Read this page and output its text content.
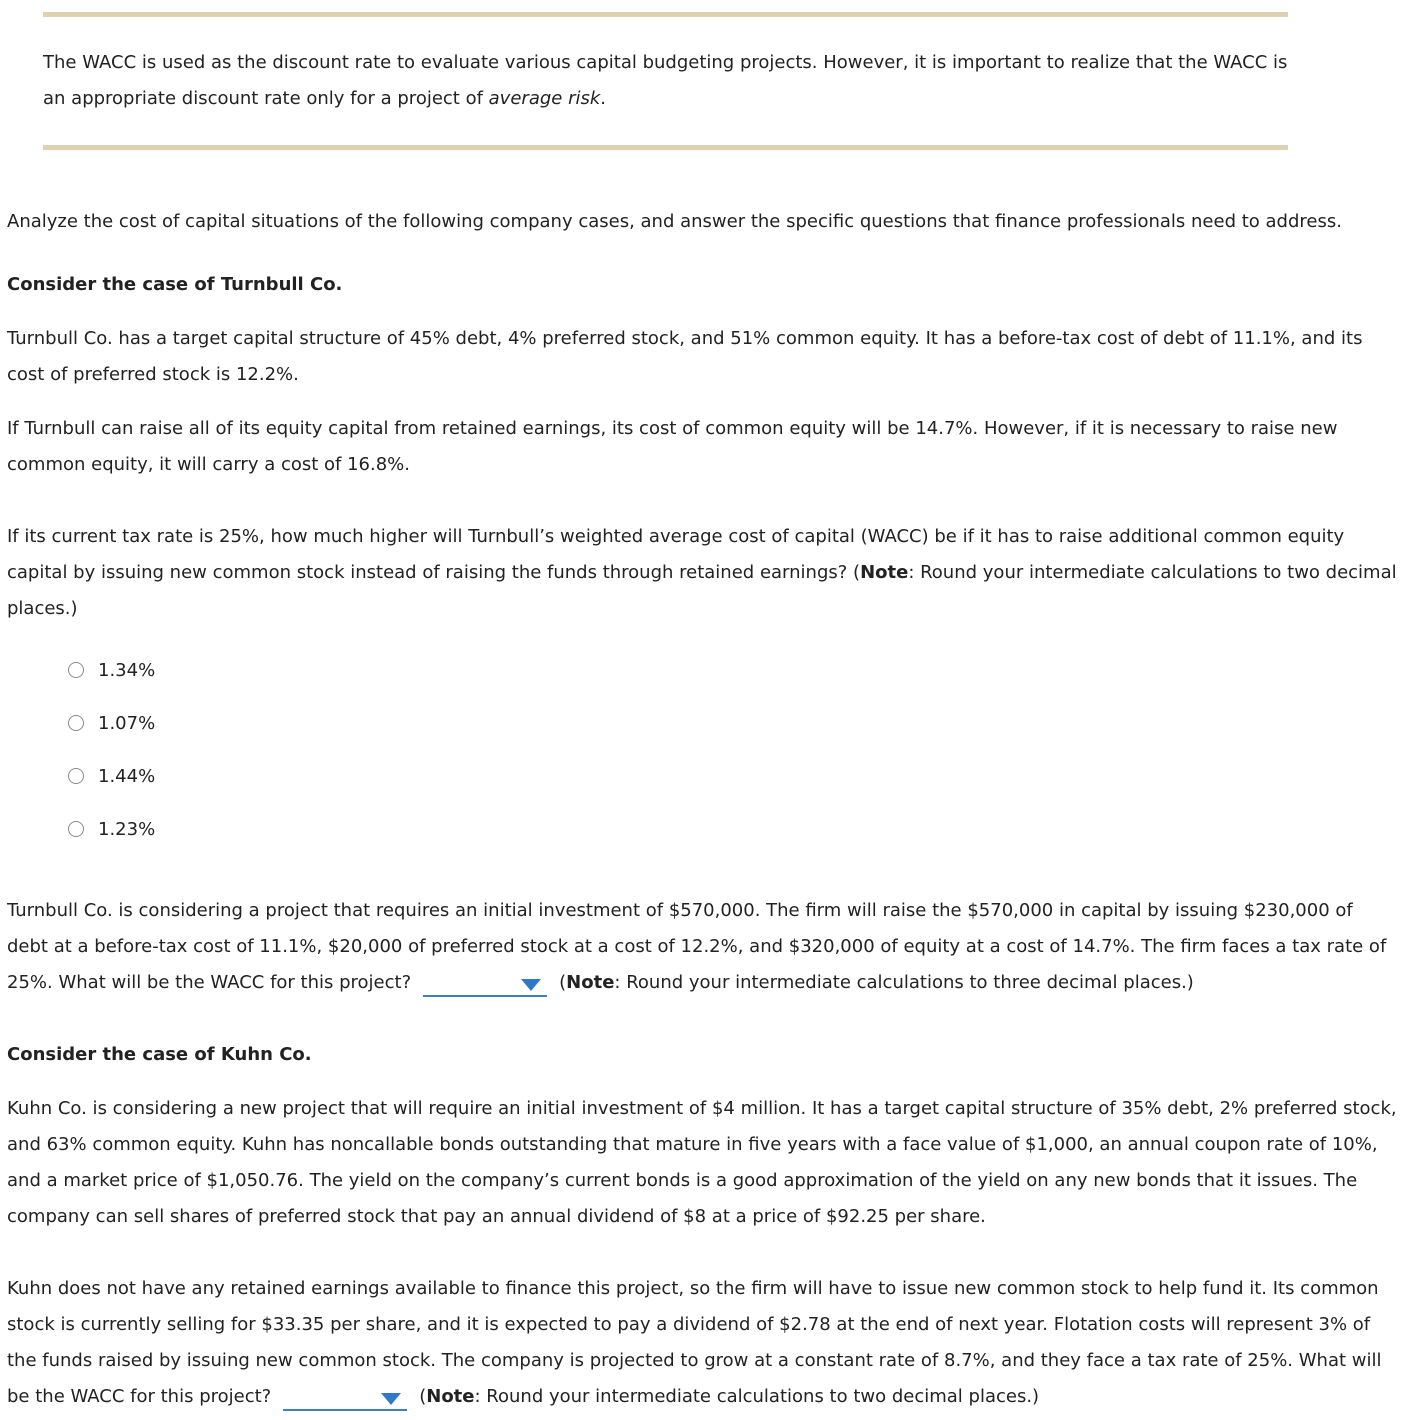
The WACC is used as the discount rate to evaluate various capital budgeting projects. However, it is important to realize that the WACC is an appropriate discount rate only for a project of average risk.

Analyze the cost of capital situations of the following company cases, and answer the specific questions that finance professionals need to address.

Consider the case of Turnbull Co.

Turnbull Co. has a target capital structure of 45% debt, 4% preferred stock, and 51% common equity. It has a before-tax cost of debt of 11.1%, and its cost of preferred stock is 12.2%.

If Turnbull can raise all of its equity capital from retained earnings, its cost of common equity will be 14.7%. However, if it is necessary to raise new common equity, it will carry a cost of 16.8%.

If its current tax rate is 25%, how much higher will Turnbull’s weighted average cost of capital (WACC) be if it has to raise additional common equity capital by issuing new common stock instead of raising the funds through retained earnings? (Note: Round your intermediate calculations to two decimal places.)

1.34%
1.07%
1.44%
1.23%

Turnbull Co. is considering a project that requires an initial investment of $570,000. The firm will raise the $570,000 in capital by issuing $230,000 of debt at a before-tax cost of 11.1%, $20,000 of preferred stock at a cost of 12.2%, and $320,000 of equity at a cost of 14.7%. The firm faces a tax rate of 25%. What will be the WACC for this project?	(Note: Round your intermediate calculations to three decimal places.)

Consider the case of Kuhn Co.

Kuhn Co. is considering a new project that will require an initial investment of $4 million. It has a target capital structure of 35% debt, 2% preferred stock, and 63% common equity. Kuhn has noncallable bonds outstanding that mature in five years with a face value of $1,000, an annual coupon rate of 10%, and a market price of $1,050.76. The yield on the company’s current bonds is a good approximation of the yield on any new bonds that it issues. The company can sell shares of preferred stock that pay an annual dividend of $8 at a price of $92.25 per share.

Kuhn does not have any retained earnings available to finance this project, so the firm will have to issue new common stock to help fund it. Its common stock is currently selling for $33.35 per share, and it is expected to pay a dividend of $2.78 at the end of next year. Flotation costs will represent 3% of the funds raised by issuing new common stock. The company is projected to grow at a constant rate of 8.7%, and they face a tax rate of 25%. What will be the WACC for this project?	(Note: Round your intermediate calculations to two decimal places.)
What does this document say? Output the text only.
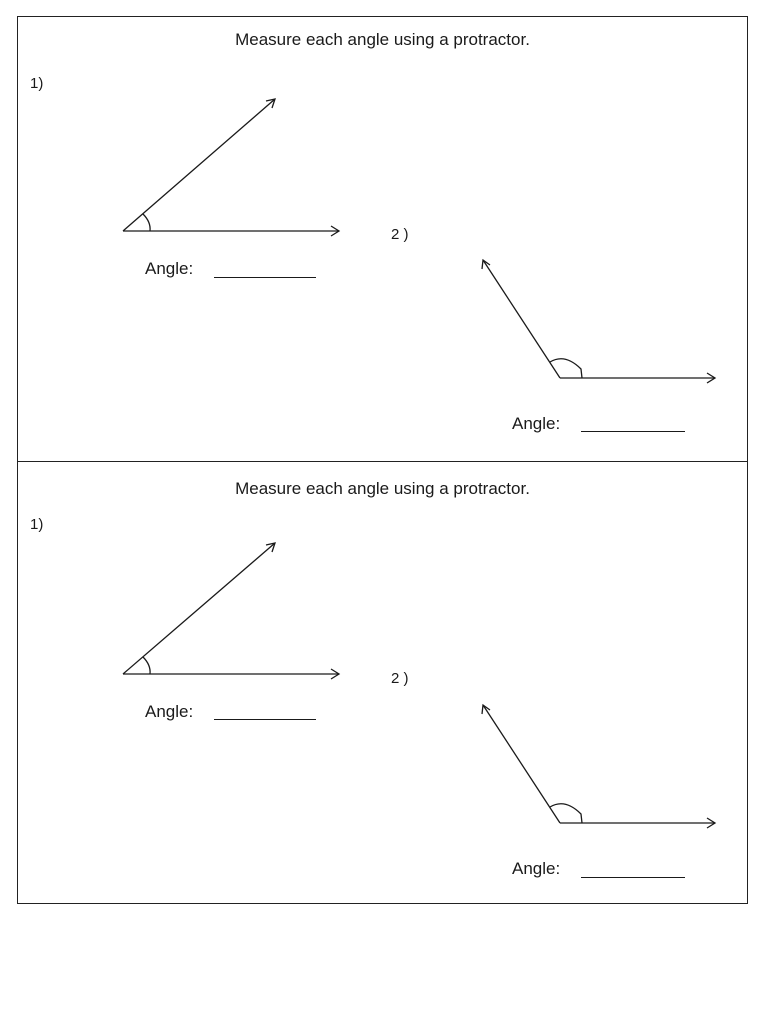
Measure each angle using a protractor.
1)
2 )
Angle:
Angle:
Measure each angle using a protractor.
1)
2 )
Angle:
Angle:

> _WORK TO DO_
Quote precisely the lines of the data from the line containing "What does this" through its final line, both included, excluding pictures.

> _WRITTEN RESPONSE_
What does this document say? Output the text only.
Measure each angle using a protractor.
1)
2 )
Angle:
Angle:
Measure each angle using a protractor.
1)
2 )
Angle:
Angle:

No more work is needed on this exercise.